*EXERCISE*: Copy out all the lines in the records that include the word "claramente".

-*-

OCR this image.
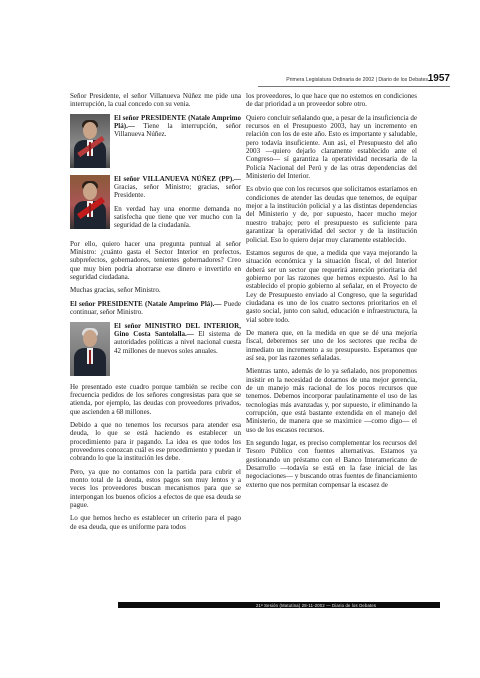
Primera Legislatura Ordinaria de 2002 | Diario de los Debates 1957

Señor Presidente, el señor Villanueva Núñez me pide una interrupción, la cual concedo con su venia.

El señor PRESIDENTE (Natale Amprimo Plá).— Tiene la interrupción, señor Villanueva Núñez.
El señor VILLANUEVA NÚÑEZ (PP).— Gracias, señor Ministro; gracias, señor Presidente.

En verdad hay una enorme demanda no satisfecha que tiene que ver mucho con la seguridad de la ciudadanía.

Por ello, quiero hacer una pregunta puntual al señor Ministro: ¿cuánto gasta el Sector Interior en prefectos, subprefectos, gobernadores, tenientes gobernadores? Creo que muy bien podría ahorrarse ese dinero e invertirlo en seguridad ciudadana.

Muchas gracias, señor Ministro.

El señor PRESIDENTE (Natale Amprimo Plá).— Puede continuar, señor Ministro.

El señor MINISTRO DEL INTERIOR, Gino Costa Santolalla.— El sistema de autoridades políticas a nivel nacional cuesta 42 millones de nuevos soles anuales.

He presentado este cuadro porque también se recibe con frecuencia pedidos de los señores congresistas para que se atienda, por ejemplo, las deudas con proveedores privados, que ascienden a 68 millones.

Debido a que no tenemos los recursos para atender esa deuda, lo que se está haciendo es establecer un procedimiento para ir pagando. La idea es que todos los proveedores conozcan cuál es ese procedimiento y puedan ir cobrando lo que la institución les debe.

Pero, ya que no contamos con la partida para cubrir el monto total de la deuda, estos pagos son muy lentos y a veces los proveedores buscan mecanismos para que se interpongan los buenos oficios a efectos de que esa deuda se pague.

Lo que hemos hecho es establecer un criterio para el pago de esa deuda, que es uniforme para todos

los proveedores, lo que hace que no estemos en condiciones de dar prioridad a un proveedor sobre otro.

Quiero concluir señalando que, a pesar de la insuficiencia de recursos en el Presupuesto 2003, hay un incremento en relación con los de este año. Esto es importante y saludable, pero todavía insuficiente. Aun así, el Presupuesto del año 2003 —quiero dejarlo claramente establecido ante el Congreso— sí garantiza la operatividad necesaria de la Policía Nacional del Perú y de las otras dependencias del Ministerio del Interior.

Es obvio que con los recursos que solicitamos estaríamos en condiciones de atender las deudas que tenemos, de equipar mejor a la institución policial y a las distintas dependencias del Ministerio y de, por supuesto, hacer mucho mejor nuestro trabajo; pero el presupuesto es suficiente para garantizar la operatividad del sector y de la institución policial. Eso lo quiero dejar muy claramente establecido.

Estamos seguros de que, a medida que vaya mejorando la situación económica y la situación fiscal, el del Interior deberá ser un sector que requerirá atención prioritaria del gobierno por las razones que hemos expuesto. Así lo ha establecido el propio gobierno al señalar, en el Proyecto de Ley de Presupuesto enviado al Congreso, que la seguridad ciudadana es uno de los cuatro sectores prioritarios en el gasto social, junto con salud, educación e infraestructura, la vial sobre todo.

De manera que, en la medida en que se dé una mejoría fiscal, deberemos ser uno de los sectores que reciba de inmediato un incremento a su presupuesto. Esperamos que así sea, por las razones señaladas.

Mientras tanto, además de lo ya señalado, nos proponemos insistir en la necesidad de dotarnos de una mejor gerencia, de un manejo más racional de los pocos recursos que tenemos. Debemos incorporar paulatinamente el uso de las tecnologías más avanzadas y, por supuesto, ir eliminando la corrupción, que está bastante extendida en el manejo del Ministerio, de manera que se maximice —como digo— el uso de los escasos recursos.

En segundo lugar, es preciso complementar los recursos del Tesoro Público con fuentes alternativas. Estamos ya gestionando un préstamo con el Banco Interamericano de Desarrollo —todavía se está en la fase inicial de las negociaciones— y buscando otras fuentes de financiamiento externo que nos permitan compensar la escasez de

21ª Sesión (Matutina) 28-11-2002 — Diario de los Debates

-*-

*RESPONSE FOR THIS EXERCISE*:
Quiero concluir señalando que, a pesar de la insuficiencia de recursos en el Presupuesto 2003, hay un incremento en relación con los de este año. Esto es importante y saludable, pero todavía insuficiente. Aun así, el Presupuesto del año 2003 —quiero dejarlo claramente establecido ante el Congreso— sí garantiza la operatividad necesaria de la Policía Nacional del Perú y de las otras dependencias del Ministerio del Interior.
Es obvio que con los recursos que solicitamos estaríamos en condiciones de atender las deudas que tenemos, de equipar mejor a la institución policial y a las distintas dependencias del Ministerio y de, por supuesto, hacer mucho mejor nuestro trabajo; pero el presupuesto es suficiente para garantizar la operatividad del sector y de la institución policial. Eso lo quiero dejar muy claramente establecido.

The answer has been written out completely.